Искусство конкретности требует. Отчего у нас начальство, как вы думаете, с абстракционизмом не на жизнь, а на смерть борется? Все потому, что конкретности недостает. Однако и тут возможности просматриваются. Возьмут, например, побольше красной краски, наворотят, как следует и еще табличку с названием покрупнее нарисуют, скажем: «Всполохи будущего». Вот тебе и «социалистический абстракционизм»! Ну, а к моей картине, что вы предложите? Только без озорства.
– Причем тут озорство, я на полном серьезе. Пожалуйста: «Не догоню, то хоть согреюсь». Ну как, подойдет?
– Хм, отчего же не согреться… Подойдет.
«Ситниковский пуантилизм» оказался весьма прилипчивым, и в работах почти всех его учеников, так или иначе, чувствовалось его неотразимое влияние. Я и сам им переболел. В конце девяностых годов попал я случайно в мастерскую одного художника. То был Владимир Петров-Гладкий, причем вторая часть фамилии являлась у него как бы художественным «знаком», указующим на отличительную особенность творчества. Я сразу заприметил, что под этой его самой гладкостью, в глубоких недрах ее, кроется нечто давно знакомое и безошибочно узнаваемое.
– Скажите, а с Василием Яковлевичем Ситниковым вам не доводилось сталкиваться?
– Отчего же не доводилось, я ведь один из последних, здесь в России, учеников его. Пришли мы к нему с моей женой покойной, когда в Суриковский институт хотели поступать. Надо было с учителями заниматься много, а мы оба из бедных семей происходили, денег неоткуда взять. Вот нам и присоветовали умные люди к нему обратиться. Он по-божески брал, а занимался помногу и учил хорошо. У него своя система была, не хуже, чем у знаменитого Чистякова. Так мы у него потом и остались. И было у нас с ним всегда полное единодушие, потому что у всех нас было одно стремление, одни помыслы, одна цель. Вот, как видите, выучились, не хуже других будем, а то и лучше. Писать так, как пишут формалисты, может всякий. Писать же, как Тициан или рисовать, как Александр Иванов могут только единицы.
= = =
### Задания
A: Ответьте по фрагменту:
(i) Какое название предложено для картины, к которой просили подобрать название без озорства?
(ii) В мастерскую какого художника автор случайно попал в конце девяностых годов?
(iii) В какой институт собирались поступать этот художник и его жена, когда пришли к Ситникову?
B: Продублируйте без изменений часть фрагмента: начните со слов «Искусство конкретности требует.» и остановитесь после слов «Только без озорства.».

### Записи областей макета
= = =
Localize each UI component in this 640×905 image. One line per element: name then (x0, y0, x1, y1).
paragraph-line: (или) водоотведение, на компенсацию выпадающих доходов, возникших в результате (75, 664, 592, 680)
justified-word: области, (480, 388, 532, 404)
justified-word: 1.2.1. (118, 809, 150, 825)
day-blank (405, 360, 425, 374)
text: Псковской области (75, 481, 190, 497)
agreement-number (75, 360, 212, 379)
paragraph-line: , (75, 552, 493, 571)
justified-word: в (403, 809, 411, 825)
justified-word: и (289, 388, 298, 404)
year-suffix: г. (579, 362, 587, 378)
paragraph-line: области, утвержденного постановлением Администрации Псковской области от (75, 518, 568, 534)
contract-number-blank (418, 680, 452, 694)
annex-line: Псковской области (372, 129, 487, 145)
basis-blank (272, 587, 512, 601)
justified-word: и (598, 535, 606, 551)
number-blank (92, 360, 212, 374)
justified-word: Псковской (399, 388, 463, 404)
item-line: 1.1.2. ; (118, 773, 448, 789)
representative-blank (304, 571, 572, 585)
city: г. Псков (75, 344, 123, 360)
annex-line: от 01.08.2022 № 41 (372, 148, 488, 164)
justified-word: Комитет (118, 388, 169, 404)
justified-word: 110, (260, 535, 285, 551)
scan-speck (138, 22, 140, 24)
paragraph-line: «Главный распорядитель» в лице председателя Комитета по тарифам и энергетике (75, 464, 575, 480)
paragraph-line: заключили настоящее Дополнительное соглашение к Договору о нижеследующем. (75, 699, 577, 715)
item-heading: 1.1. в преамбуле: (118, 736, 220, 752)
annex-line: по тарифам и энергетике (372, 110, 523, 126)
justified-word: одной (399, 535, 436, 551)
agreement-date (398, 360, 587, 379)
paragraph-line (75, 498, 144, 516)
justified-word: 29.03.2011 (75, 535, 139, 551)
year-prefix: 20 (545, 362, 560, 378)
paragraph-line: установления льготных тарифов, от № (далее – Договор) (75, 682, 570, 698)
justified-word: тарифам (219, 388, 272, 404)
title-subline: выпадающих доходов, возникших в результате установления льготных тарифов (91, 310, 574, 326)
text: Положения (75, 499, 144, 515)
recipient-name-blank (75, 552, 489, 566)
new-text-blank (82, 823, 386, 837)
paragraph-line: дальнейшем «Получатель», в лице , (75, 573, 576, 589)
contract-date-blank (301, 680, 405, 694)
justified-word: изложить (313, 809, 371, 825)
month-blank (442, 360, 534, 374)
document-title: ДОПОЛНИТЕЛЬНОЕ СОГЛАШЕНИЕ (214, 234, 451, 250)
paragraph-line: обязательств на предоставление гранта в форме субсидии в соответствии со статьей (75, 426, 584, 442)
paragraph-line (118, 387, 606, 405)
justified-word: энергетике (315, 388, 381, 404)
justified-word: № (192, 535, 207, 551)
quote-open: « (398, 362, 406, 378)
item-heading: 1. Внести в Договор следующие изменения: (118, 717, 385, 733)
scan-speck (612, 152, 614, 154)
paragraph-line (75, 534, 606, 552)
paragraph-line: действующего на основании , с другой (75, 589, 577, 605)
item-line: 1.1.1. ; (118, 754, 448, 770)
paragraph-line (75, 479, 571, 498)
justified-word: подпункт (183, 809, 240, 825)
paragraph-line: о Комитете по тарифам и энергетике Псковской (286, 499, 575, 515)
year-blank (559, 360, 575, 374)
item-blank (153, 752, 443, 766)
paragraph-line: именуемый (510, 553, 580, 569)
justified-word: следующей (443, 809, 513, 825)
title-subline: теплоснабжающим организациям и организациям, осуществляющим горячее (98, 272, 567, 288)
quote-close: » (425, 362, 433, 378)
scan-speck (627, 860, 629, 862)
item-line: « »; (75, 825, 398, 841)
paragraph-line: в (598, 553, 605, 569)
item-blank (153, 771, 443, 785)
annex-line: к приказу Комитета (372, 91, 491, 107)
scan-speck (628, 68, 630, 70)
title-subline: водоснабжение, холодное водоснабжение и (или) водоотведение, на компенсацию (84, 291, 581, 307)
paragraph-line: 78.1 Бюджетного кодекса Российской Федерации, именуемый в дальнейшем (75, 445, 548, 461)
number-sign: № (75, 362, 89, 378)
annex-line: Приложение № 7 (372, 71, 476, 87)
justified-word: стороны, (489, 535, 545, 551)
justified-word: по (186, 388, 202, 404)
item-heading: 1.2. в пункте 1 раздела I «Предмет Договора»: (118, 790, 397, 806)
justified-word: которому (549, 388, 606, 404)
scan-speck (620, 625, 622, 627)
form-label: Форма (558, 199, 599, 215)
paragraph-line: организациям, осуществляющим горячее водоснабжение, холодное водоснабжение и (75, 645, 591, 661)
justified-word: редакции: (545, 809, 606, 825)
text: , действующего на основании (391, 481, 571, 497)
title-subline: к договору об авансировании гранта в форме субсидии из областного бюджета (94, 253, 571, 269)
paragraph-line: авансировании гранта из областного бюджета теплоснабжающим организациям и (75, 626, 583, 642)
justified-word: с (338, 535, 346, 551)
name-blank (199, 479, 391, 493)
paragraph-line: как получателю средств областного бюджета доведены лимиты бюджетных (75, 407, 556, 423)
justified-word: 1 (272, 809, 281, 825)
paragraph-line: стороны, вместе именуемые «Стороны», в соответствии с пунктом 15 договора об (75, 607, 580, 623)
= = =
### Ответы
A:
(i) «Не догоню, то хоть согреюсь».
(ii) Владимира Петрова-Гладкого.
(iii) В Суриковский институт.

B:
Искусство конкретности требует. Отчего у нас начальство, как вы думаете, с абстракционизмом не на жизнь, а на смерть борется? Все потому, что конкретности недостает. Однако и тут возможности просматриваются. Возьмут, например, побольше красной краски, наворотят, как следует и еще табличку с названием покрупнее нарисуют, скажем: «Всполохи будущего». Вот тебе и «социалистический абстракционизм»! Ну, а к моей картине, что вы предложите? Только без озорства.